Istruzioni –
a – Secondo la pagina sul fico bianco del Cilento, quanti comuni fanno parte della zona di produzione?
b – Cambia "graticelle" in "stuoie" e riporta la pagina sul fico bianco del Cilento dalle parole "Prodotto avente caratteristiche" giù fino a "colore giallo ambrato.".

Pagina –
Fico bianco del Cilento DOP
AREALE DI PRODUZIONE
La zona di produzione comprende ben 68 comuni, a sud di Salerno, dalle colline litoranee di Agropoli fino al Bussento e in gran parte inclusi nell'area del Parco nazionale del Cilento, Vallo di Diano e Alburni
CARATTERISTICHE DEL PRODOTTO
È impossibile chiudere degnamente un buon pasto in terra cilentana senza gustare i dolcissimi Fichi secchi, simbolo ed eccellenza gastronomica di questa terra. È proprio al prodotto essiccato che è stata riconosciuta la Denominazione di Origine Protetta "Fico Bianco del Cilento", che è lo specifico ecotipo locale della cultivar Dottato, pregiata varietà di fico diffusa in tutto il Mezzogiorno dalla caratteristica buccia di color verde chiaro da cui si dischiude una polpa bianco-rosata dal sapore dolcissimo, decantata già da Catone e Varrone. Insieme agli olivi secolari e alla lussureggiante macchia mediterranea, le piante di fico caratterizzano il paesaggio rurale del Cilento fin dall’epoca della loro introduzione ad opera dei coloni greci, prima del VI secolo a.C. E se la vista delle distese di ficheti non è sufficiente ad inebriare i sensi, lo farà - nella tarda estate - l’odore dolce ed intenso di questi frutti maturi e succosi, dal profumo che ricorda il miele, l’acacia, l’erba fresca.
Prodotto avente caratteristiche uniche e di assoluto pregio, apprezzate in tutto il mondo, il "Fico Bianco del Cilento" DOP deve la sua denominazione al colore giallo chiaro della buccia dei frutti essiccati al sole sulle graticelle di canne, che diventa marroncino per i frutti che abbiano subito un processo di cottura in forno. La polpa è di consistenza tipicamente pastosa, dal gusto molto dolce, di colore giallo ambrato.

Estratto dei dati –

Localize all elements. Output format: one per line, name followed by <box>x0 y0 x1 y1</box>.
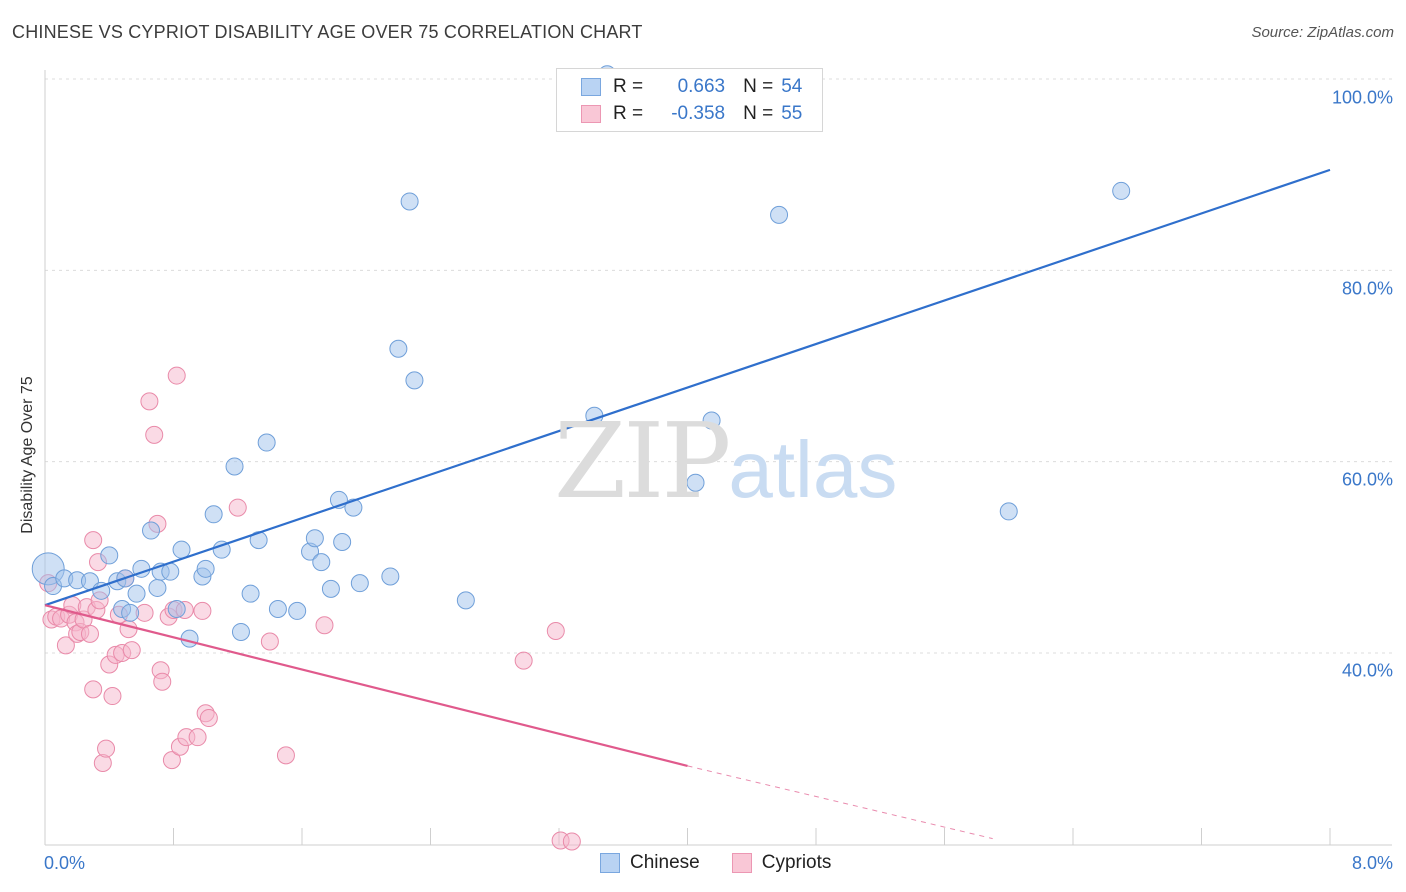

Risposte –
a – La zona di produzione comprende 68 comuni.

b –
Prodotto avente caratteristiche uniche e di assoluto pregio, apprezzate in tutto il mondo, il "Fico Bianco del Cilento" DOP deve la sua denominazione al colore giallo chiaro della buccia dei frutti essiccati al sole sulle stuoie di canne, che diventa marroncino per i frutti che abbiano subito un processo di cottura in forno. La polpa è di consistenza tipicamente pastosa, dal gusto molto dolce, di colore giallo ambrato.